**Task to complete**: Sift the listing for lines that hold the string "Input" and pull them out.
--- Begin Exercise materials ---
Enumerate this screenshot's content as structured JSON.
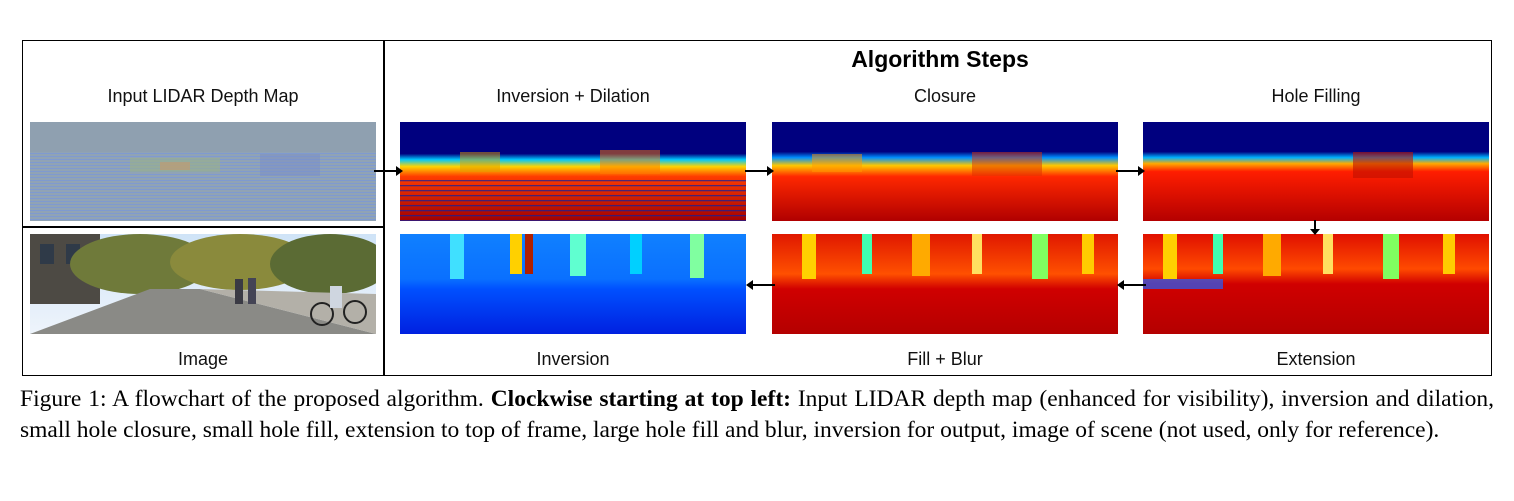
{
  "header": {
    "title": "Algorithm Steps"
  },
  "panels": {
    "input": "Input LIDAR Depth Map",
    "image": "Image",
    "inversion_dilation": "Inversion + Dilation",
    "closure": "Closure",
    "hole_filling": "Hole Filling",
    "inversion": "Inversion",
    "fill_blur": "Fill + Blur",
    "extension": "Extension"
  },
  "caption": {
    "prefix": "Figure 1: A flowchart of the proposed algorithm.",
    "bold": "Clockwise starting at top left:",
    "rest": "Input LIDAR depth map (enhanced for visibility), inversion and dilation, small hole closure, small hole fill, extension to top of frame, large hole fill and blur, inversion for output, image of scene (not used, only for reference)."
  },
  "colors": {
    "depth_far": "#00007f",
    "depth_near": "#b40000",
    "inverted_sky": "#0a7cff",
    "lidar_bg": "#8fa0b0"
  }
}
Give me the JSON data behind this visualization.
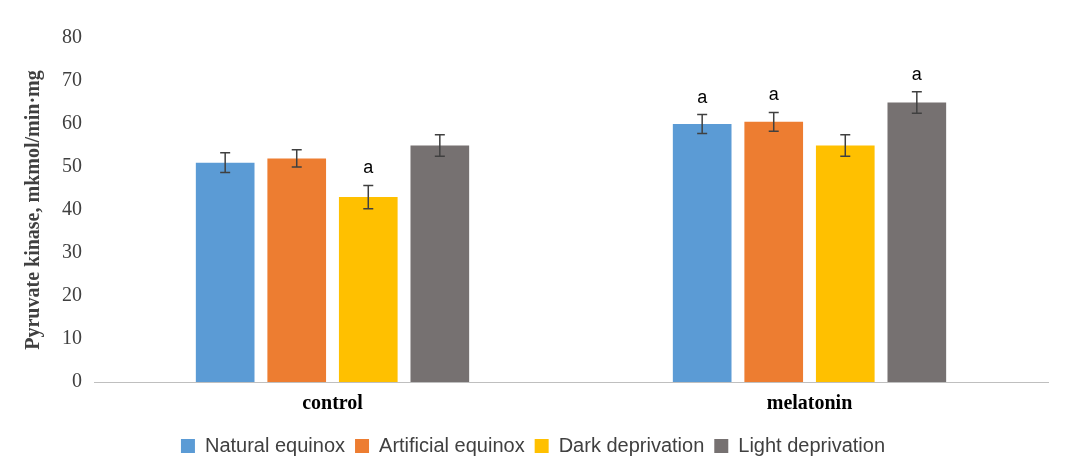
{
  "chart_data": {
    "type": "bar",
    "ylabel": "Pyruvate kinase, mkmol/min·mg",
    "categories": [
      "control",
      "melatonin"
    ],
    "series": [
      {
        "name": "Natural equinox",
        "color": "#5b9bd5",
        "values": [
          51,
          60
        ],
        "errors": [
          2.3,
          2.2
        ],
        "value_labels": [
          null,
          "a"
        ]
      },
      {
        "name": "Artificial equinox",
        "color": "#ed7d31",
        "values": [
          52,
          60.5
        ],
        "errors": [
          2,
          2.2
        ],
        "value_labels": [
          null,
          "a"
        ]
      },
      {
        "name": "Dark deprivation",
        "color": "#ffc000",
        "values": [
          43,
          55
        ],
        "errors": [
          2.7,
          2.5
        ],
        "value_labels": [
          "a",
          null
        ]
      },
      {
        "name": "Light deprivation",
        "color": "#767171",
        "values": [
          55,
          65
        ],
        "errors": [
          2.5,
          2.5
        ],
        "value_labels": [
          null,
          "a"
        ]
      }
    ],
    "ylim": [
      0,
      80
    ],
    "yticks": [
      0,
      10,
      20,
      30,
      40,
      50,
      60,
      70,
      80
    ],
    "grid": false,
    "legend": "bottom"
  }
}
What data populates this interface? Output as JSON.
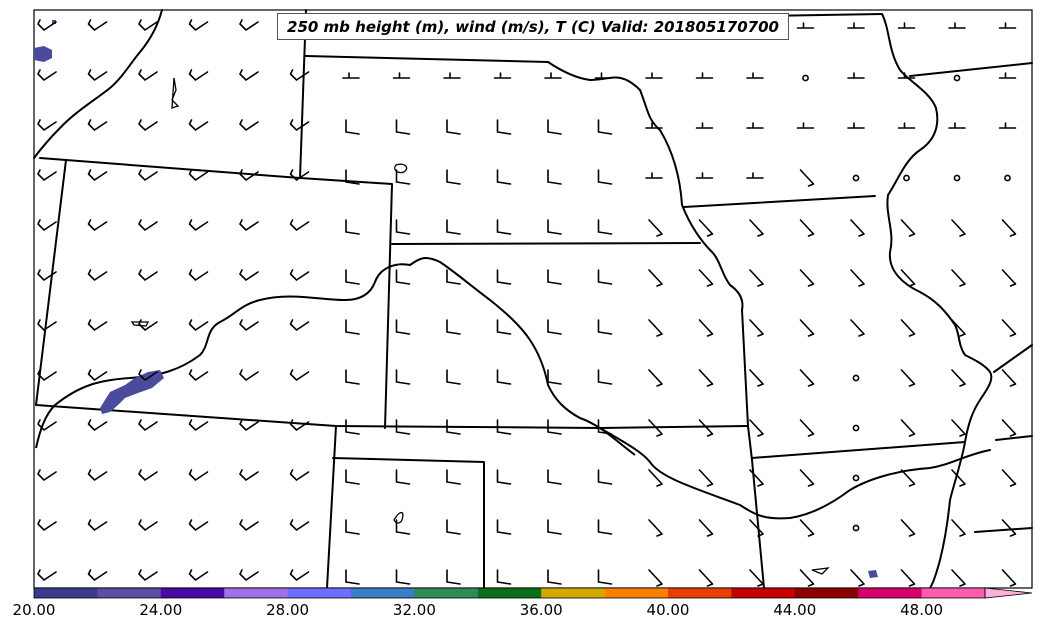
{
  "title": "250 mb height (m), wind (m/s), T (C) Valid: 201805170700",
  "colorbar": {
    "labels": [
      "20.00",
      "24.00",
      "28.00",
      "32.00",
      "36.00",
      "40.00",
      "44.00",
      "48.00"
    ],
    "colors": [
      "#3b3b8f",
      "#5a4fa0",
      "#4b0aa5",
      "#a070e6",
      "#6f6fff",
      "#3a7ec8",
      "#2e8b57",
      "#0b6e1a",
      "#d4aa00",
      "#ff8000",
      "#e83e00",
      "#c40000",
      "#8b0000",
      "#d6006a",
      "#ff5cb0",
      "#ffb0d8"
    ]
  },
  "temperature_shading_color": "#4b4b9e"
}
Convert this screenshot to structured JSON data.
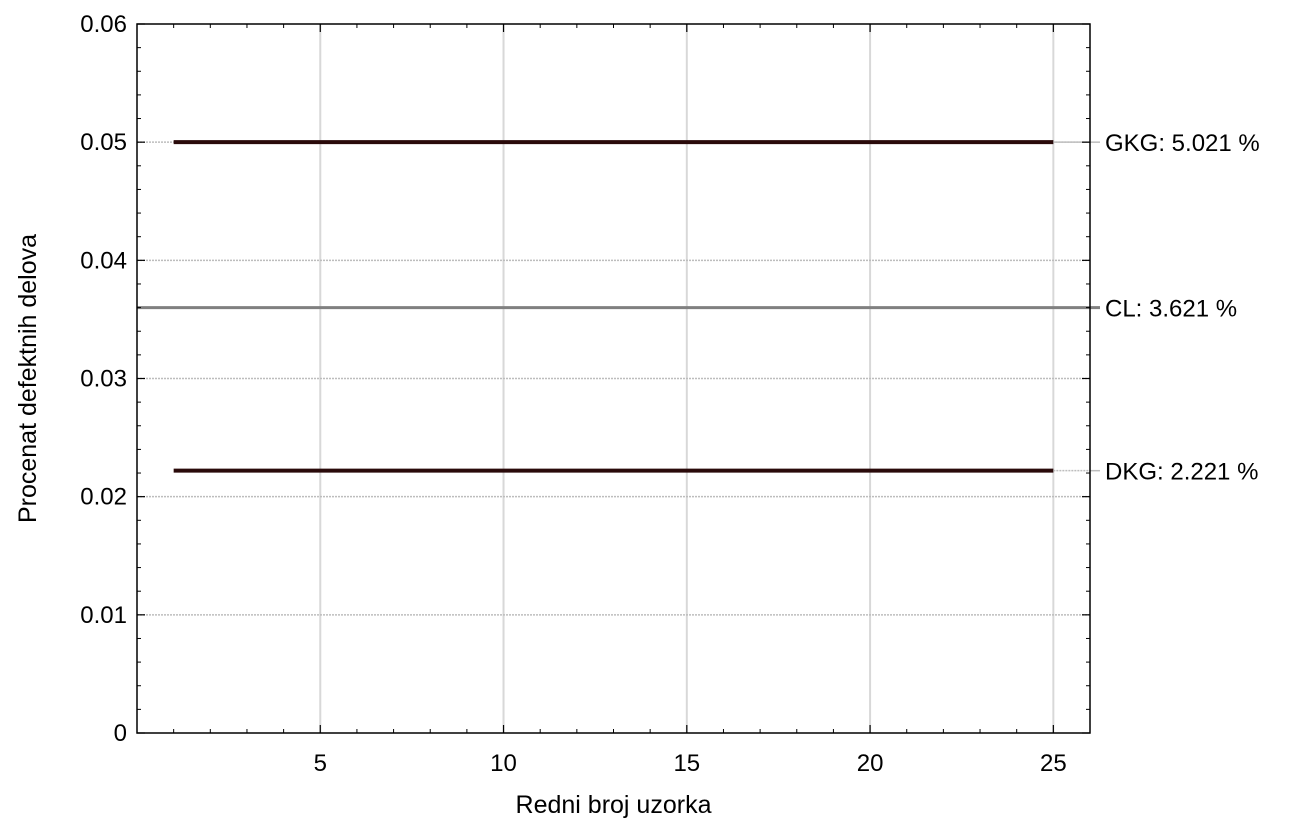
{
  "chart_data": {
    "type": "line",
    "xlabel": "Redni broj uzorka",
    "ylabel": "Procenat defektnih delova",
    "xlim": [
      0,
      26
    ],
    "ylim": [
      0,
      0.06
    ],
    "xticks": [
      5,
      10,
      15,
      20,
      25
    ],
    "yticks": [
      0,
      0.01,
      0.02,
      0.03,
      0.04,
      0.05,
      0.06
    ],
    "xtick_labels": [
      "5",
      "10",
      "15",
      "20",
      "25"
    ],
    "ytick_labels": [
      "0",
      "0.01",
      "0.02",
      "0.03",
      "0.04",
      "0.05",
      "0.06"
    ],
    "grid": true,
    "series": [
      {
        "key": "gkg",
        "x": [
          1,
          25
        ],
        "values": [
          0.05,
          0.05
        ],
        "color": "#2a0a0a"
      },
      {
        "key": "cl",
        "x": [
          0,
          26
        ],
        "values": [
          0.036,
          0.036
        ],
        "color": "#808080"
      },
      {
        "key": "dkg",
        "x": [
          1,
          25
        ],
        "values": [
          0.0222,
          0.0222
        ],
        "color": "#2a0a0a"
      }
    ],
    "limit_labels": {
      "gkg": "GKG: 5.021 %",
      "cl": "CL: 3.621 %",
      "dkg": "DKG: 2.221 %"
    }
  }
}
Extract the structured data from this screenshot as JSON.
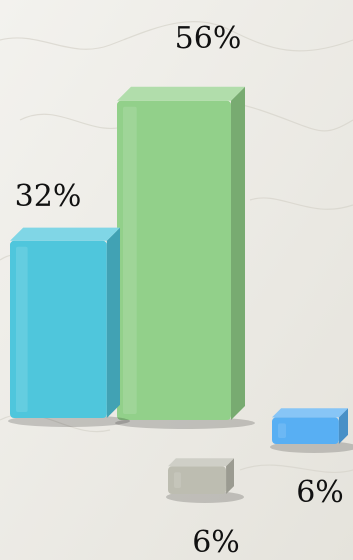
{
  "chart_data": {
    "type": "bar",
    "categories": [
      "",
      "",
      "",
      ""
    ],
    "values": [
      32,
      56,
      6,
      6
    ],
    "labels": [
      "32%",
      "56%",
      "6%",
      "6%"
    ],
    "colors": [
      "#4FC6DC",
      "#92D08A",
      "#BDBDB1",
      "#58AFF3"
    ],
    "value_unit": "%",
    "title": "",
    "xlabel": "",
    "ylabel": "",
    "ylim": [
      0,
      60
    ],
    "grid": false,
    "legend": "none"
  }
}
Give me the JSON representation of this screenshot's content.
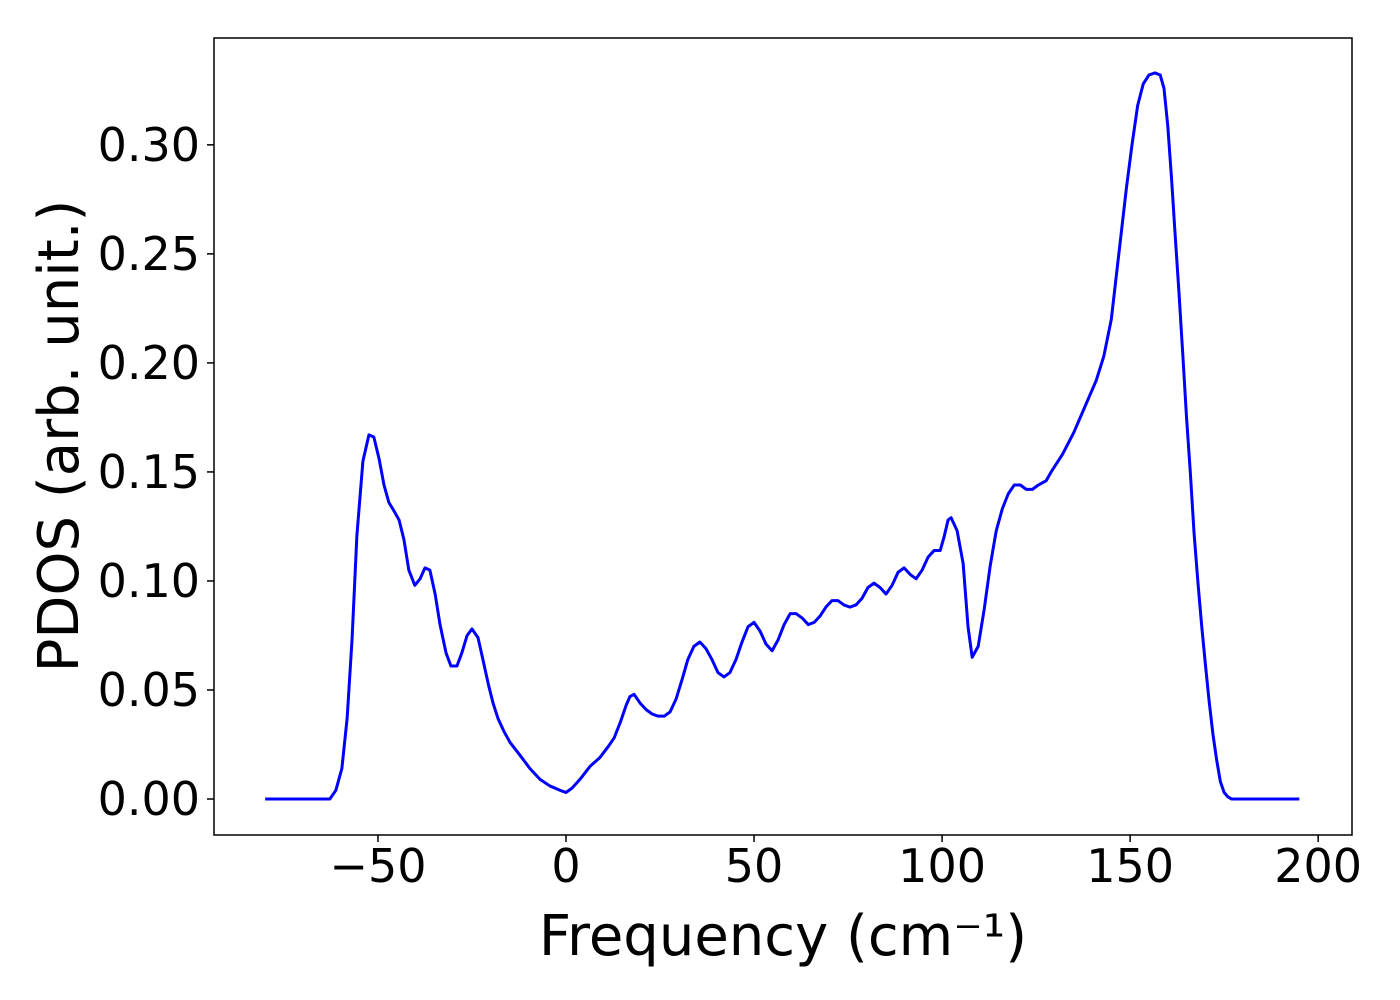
{
  "chart_data": {
    "type": "line",
    "x_label": "Frequency (cm⁻¹)",
    "y_label": "PDOS (arb. unit.)",
    "color": "#0000ff",
    "xlim": [
      -93.6,
      209
    ],
    "ylim": [
      -0.0165,
      0.349
    ],
    "xticks": [
      {
        "value": -50,
        "label": "−50"
      },
      0,
      50,
      100,
      150,
      200
    ],
    "yticks": [
      {
        "value": 0,
        "label": "0.00"
      },
      0.05,
      {
        "value": 0.1,
        "label": "0.10"
      },
      0.15,
      {
        "value": 0.2,
        "label": "0.20"
      },
      0.25,
      {
        "value": 0.3,
        "label": "0.30"
      }
    ],
    "grid": false,
    "x": [
      -80,
      -62.8,
      -61.2,
      -59.6,
      -58.2,
      -56.9,
      -55.6,
      -54.0,
      -52.4,
      -51.1,
      -49.7,
      -48.4,
      -47.1,
      -45.7,
      -44.4,
      -43.1,
      -41.8,
      -40.2,
      -38.8,
      -37.5,
      -36.2,
      -34.8,
      -33.5,
      -31.9,
      -30.6,
      -29.0,
      -27.7,
      -26.3,
      -25.0,
      -23.4,
      -22.1,
      -20.7,
      -19.4,
      -18.1,
      -16.5,
      -14.9,
      -12.2,
      -9.6,
      -6.9,
      -4.3,
      -1.6,
      0,
      1.6,
      3.7,
      6.4,
      9.0,
      11.2,
      12.8,
      14.4,
      16.0,
      17.0,
      18.1,
      19.7,
      21.3,
      22.9,
      24.5,
      26.1,
      27.7,
      29.3,
      30.9,
      32.4,
      34.0,
      35.6,
      37.2,
      38.8,
      40.4,
      42.0,
      43.6,
      45.2,
      46.8,
      48.4,
      50.0,
      51.6,
      53.2,
      54.8,
      56.4,
      58.0,
      59.6,
      61.2,
      62.8,
      64.4,
      66.0,
      67.6,
      69.1,
      70.7,
      72.3,
      73.9,
      75.5,
      77.1,
      78.7,
      80.3,
      81.9,
      83.5,
      85.1,
      86.7,
      88.3,
      89.9,
      91.5,
      93.1,
      94.7,
      96.3,
      97.9,
      99.5,
      100.5,
      101.6,
      102.4,
      104.0,
      105.6,
      106.9,
      108.0,
      109.6,
      111.2,
      112.8,
      114.4,
      116.0,
      117.6,
      119.2,
      120.8,
      122.4,
      124.0,
      125.6,
      127.7,
      129,
      132,
      135,
      138,
      141,
      143,
      145,
      147,
      149,
      150.5,
      152,
      153.5,
      155,
      156.6,
      158,
      159,
      160,
      161,
      162,
      163,
      164,
      165,
      166,
      167,
      168,
      169,
      170,
      171,
      172,
      173,
      174,
      175,
      176,
      177,
      195
    ],
    "values": [
      0,
      0,
      0.004,
      0.014,
      0.037,
      0.073,
      0.121,
      0.155,
      0.167,
      0.166,
      0.156,
      0.144,
      0.136,
      0.132,
      0.128,
      0.119,
      0.105,
      0.098,
      0.101,
      0.106,
      0.105,
      0.094,
      0.08,
      0.067,
      0.061,
      0.061,
      0.067,
      0.075,
      0.078,
      0.074,
      0.064,
      0.053,
      0.044,
      0.037,
      0.031,
      0.026,
      0.02,
      0.014,
      0.009,
      0.006,
      0.004,
      0.003,
      0.005,
      0.009,
      0.015,
      0.019,
      0.024,
      0.028,
      0.035,
      0.043,
      0.047,
      0.048,
      0.044,
      0.041,
      0.039,
      0.038,
      0.038,
      0.04,
      0.046,
      0.055,
      0.064,
      0.07,
      0.072,
      0.069,
      0.064,
      0.058,
      0.056,
      0.058,
      0.064,
      0.072,
      0.079,
      0.081,
      0.077,
      0.071,
      0.068,
      0.073,
      0.08,
      0.085,
      0.085,
      0.083,
      0.08,
      0.081,
      0.084,
      0.088,
      0.091,
      0.091,
      0.089,
      0.088,
      0.089,
      0.092,
      0.097,
      0.099,
      0.097,
      0.094,
      0.098,
      0.104,
      0.106,
      0.103,
      0.101,
      0.105,
      0.111,
      0.114,
      0.114,
      0.12,
      0.128,
      0.129,
      0.123,
      0.108,
      0.079,
      0.065,
      0.07,
      0.087,
      0.107,
      0.123,
      0.133,
      0.14,
      0.144,
      0.144,
      0.142,
      0.142,
      0.144,
      0.146,
      0.15,
      0.158,
      0.168,
      0.18,
      0.192,
      0.203,
      0.22,
      0.25,
      0.28,
      0.3,
      0.318,
      0.328,
      0.332,
      0.333,
      0.332,
      0.326,
      0.309,
      0.285,
      0.258,
      0.232,
      0.204,
      0.175,
      0.15,
      0.122,
      0.1,
      0.08,
      0.062,
      0.045,
      0.03,
      0.018,
      0.008,
      0.003,
      0.001,
      0,
      0
    ]
  }
}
--- End Exercise materials ---
**Expected output**:
    "input": "Input LIDAR Depth Map",
    "rest": "Input LIDAR depth map (enhanced for visibility), inversion and dilation, small hole closure, small hole fill, extension to top of frame, large hole fill and blur, inversion for output, image of scene (not used, only for reference)."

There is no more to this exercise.